> _RECORDS SUPPLIED_
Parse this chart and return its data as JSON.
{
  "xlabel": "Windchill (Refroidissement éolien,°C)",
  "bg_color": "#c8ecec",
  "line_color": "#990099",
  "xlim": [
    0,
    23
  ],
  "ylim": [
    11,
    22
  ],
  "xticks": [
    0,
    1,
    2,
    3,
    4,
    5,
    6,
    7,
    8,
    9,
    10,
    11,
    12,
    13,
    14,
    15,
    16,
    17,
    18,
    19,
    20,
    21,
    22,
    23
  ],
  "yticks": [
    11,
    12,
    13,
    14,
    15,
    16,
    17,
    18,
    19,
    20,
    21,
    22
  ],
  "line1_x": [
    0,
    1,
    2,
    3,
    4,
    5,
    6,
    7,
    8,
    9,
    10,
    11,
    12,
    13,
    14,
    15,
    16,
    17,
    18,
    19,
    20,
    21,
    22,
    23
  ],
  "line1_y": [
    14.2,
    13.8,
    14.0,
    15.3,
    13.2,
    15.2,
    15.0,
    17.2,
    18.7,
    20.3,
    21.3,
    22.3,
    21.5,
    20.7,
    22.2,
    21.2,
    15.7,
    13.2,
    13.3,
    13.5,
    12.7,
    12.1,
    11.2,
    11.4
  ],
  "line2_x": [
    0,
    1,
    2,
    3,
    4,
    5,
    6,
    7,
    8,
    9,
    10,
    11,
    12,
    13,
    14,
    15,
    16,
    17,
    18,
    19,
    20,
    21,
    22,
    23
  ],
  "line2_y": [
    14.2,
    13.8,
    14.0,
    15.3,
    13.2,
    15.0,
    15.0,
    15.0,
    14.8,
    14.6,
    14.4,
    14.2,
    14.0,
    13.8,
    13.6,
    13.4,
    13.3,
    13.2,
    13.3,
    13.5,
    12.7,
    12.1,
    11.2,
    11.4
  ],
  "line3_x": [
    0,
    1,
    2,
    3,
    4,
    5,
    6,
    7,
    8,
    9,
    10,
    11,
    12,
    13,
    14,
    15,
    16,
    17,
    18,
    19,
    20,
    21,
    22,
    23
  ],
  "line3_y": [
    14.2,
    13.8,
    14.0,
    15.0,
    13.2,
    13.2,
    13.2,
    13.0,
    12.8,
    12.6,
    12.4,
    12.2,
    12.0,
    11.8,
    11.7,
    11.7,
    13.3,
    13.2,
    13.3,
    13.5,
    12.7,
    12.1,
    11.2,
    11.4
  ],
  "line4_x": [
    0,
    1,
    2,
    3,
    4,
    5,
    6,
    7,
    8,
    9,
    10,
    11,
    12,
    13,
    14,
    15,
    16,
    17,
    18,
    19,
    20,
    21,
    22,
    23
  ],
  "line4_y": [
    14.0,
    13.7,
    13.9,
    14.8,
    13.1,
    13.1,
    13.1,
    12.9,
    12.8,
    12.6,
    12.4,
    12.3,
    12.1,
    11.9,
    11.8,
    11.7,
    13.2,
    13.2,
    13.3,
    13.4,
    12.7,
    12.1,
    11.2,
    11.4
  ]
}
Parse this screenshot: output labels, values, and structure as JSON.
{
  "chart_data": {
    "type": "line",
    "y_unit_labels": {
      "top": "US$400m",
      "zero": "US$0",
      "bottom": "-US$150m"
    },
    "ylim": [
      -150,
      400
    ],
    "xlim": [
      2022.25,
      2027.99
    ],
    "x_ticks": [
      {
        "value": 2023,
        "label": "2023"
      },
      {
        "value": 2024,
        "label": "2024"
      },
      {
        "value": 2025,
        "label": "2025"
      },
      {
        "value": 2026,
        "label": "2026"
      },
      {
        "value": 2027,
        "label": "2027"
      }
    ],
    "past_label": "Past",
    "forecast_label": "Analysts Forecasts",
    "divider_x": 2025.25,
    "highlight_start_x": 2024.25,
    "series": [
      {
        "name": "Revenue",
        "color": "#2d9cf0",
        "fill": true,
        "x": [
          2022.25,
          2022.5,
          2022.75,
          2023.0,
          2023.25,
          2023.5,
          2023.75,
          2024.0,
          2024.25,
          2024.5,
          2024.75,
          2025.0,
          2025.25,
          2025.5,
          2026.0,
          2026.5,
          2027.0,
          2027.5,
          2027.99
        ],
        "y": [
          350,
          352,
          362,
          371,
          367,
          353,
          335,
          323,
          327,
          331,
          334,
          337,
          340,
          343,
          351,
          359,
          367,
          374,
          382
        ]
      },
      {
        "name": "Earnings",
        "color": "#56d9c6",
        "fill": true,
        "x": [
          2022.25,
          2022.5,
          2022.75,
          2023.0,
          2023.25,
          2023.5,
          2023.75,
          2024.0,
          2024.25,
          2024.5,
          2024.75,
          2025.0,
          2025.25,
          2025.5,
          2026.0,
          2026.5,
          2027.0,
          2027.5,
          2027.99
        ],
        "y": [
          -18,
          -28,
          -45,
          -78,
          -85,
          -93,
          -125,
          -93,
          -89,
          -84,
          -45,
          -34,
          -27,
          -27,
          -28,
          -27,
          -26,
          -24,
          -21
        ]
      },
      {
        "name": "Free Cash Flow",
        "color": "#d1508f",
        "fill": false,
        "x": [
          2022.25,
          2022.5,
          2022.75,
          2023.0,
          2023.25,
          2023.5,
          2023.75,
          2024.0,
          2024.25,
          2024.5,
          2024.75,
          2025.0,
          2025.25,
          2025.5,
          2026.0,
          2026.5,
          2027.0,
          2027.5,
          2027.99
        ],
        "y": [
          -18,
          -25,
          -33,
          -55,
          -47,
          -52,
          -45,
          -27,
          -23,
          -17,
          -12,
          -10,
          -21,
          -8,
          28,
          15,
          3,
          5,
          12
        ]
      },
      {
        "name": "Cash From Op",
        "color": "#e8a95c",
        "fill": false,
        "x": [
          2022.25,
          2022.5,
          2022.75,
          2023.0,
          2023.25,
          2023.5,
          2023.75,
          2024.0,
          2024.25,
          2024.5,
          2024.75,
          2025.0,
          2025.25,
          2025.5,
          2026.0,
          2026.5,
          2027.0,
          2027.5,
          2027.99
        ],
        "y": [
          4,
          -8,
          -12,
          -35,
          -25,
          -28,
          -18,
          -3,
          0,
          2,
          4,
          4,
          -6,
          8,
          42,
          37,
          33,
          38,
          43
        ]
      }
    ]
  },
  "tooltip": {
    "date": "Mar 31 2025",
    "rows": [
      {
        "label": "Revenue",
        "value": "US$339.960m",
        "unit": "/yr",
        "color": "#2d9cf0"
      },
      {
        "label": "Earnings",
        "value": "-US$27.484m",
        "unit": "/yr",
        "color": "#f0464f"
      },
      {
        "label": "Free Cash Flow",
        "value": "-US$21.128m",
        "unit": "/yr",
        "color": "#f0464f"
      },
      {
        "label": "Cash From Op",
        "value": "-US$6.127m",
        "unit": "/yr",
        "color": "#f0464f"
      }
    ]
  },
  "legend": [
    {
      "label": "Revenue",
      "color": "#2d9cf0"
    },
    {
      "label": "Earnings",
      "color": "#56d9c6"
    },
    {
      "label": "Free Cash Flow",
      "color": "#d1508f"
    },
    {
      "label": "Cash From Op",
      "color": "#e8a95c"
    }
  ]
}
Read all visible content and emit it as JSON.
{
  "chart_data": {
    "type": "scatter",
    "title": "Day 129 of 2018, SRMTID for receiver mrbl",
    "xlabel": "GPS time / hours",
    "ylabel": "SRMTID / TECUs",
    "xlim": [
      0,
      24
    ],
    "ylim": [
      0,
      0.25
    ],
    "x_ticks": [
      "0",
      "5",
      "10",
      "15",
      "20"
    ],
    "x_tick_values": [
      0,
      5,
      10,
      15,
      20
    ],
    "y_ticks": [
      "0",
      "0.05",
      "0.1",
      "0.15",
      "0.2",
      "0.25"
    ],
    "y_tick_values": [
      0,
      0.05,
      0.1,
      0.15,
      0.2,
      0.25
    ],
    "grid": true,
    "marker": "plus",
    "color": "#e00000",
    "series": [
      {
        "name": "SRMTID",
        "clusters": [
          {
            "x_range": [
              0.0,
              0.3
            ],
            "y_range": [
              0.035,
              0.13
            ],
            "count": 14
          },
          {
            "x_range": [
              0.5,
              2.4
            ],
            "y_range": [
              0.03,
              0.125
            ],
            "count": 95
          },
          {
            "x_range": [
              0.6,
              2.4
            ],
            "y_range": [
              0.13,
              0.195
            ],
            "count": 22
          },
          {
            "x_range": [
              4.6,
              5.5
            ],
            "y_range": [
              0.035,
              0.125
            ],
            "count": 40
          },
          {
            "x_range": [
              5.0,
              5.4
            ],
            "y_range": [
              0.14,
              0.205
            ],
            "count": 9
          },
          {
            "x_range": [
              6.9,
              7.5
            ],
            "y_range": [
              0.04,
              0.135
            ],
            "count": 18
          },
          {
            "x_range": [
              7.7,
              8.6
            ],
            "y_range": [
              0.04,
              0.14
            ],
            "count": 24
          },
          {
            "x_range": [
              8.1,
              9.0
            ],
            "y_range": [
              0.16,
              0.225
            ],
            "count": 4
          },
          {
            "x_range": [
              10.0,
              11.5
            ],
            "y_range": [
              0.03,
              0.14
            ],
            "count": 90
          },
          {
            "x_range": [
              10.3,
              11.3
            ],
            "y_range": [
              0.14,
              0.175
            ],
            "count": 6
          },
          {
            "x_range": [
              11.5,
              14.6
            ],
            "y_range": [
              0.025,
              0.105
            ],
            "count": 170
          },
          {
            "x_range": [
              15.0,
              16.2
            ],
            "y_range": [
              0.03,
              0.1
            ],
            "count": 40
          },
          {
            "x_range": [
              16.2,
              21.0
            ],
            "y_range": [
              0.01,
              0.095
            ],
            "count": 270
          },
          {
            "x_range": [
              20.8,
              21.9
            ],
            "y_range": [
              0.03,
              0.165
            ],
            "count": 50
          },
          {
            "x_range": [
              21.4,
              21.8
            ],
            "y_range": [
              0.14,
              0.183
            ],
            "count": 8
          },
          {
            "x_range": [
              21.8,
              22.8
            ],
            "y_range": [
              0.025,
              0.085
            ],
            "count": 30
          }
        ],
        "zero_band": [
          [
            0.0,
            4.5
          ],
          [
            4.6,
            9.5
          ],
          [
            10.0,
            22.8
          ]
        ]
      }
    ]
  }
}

> _YOUR INSTRUCTIONS_
Within the listing above, find every line containing the string "From" and return it.

> _SOLUTION TO THE EXERCISE_
        "name": "Cash From Op",
        "label": "Cash From Op",
      "label": "Cash From Op",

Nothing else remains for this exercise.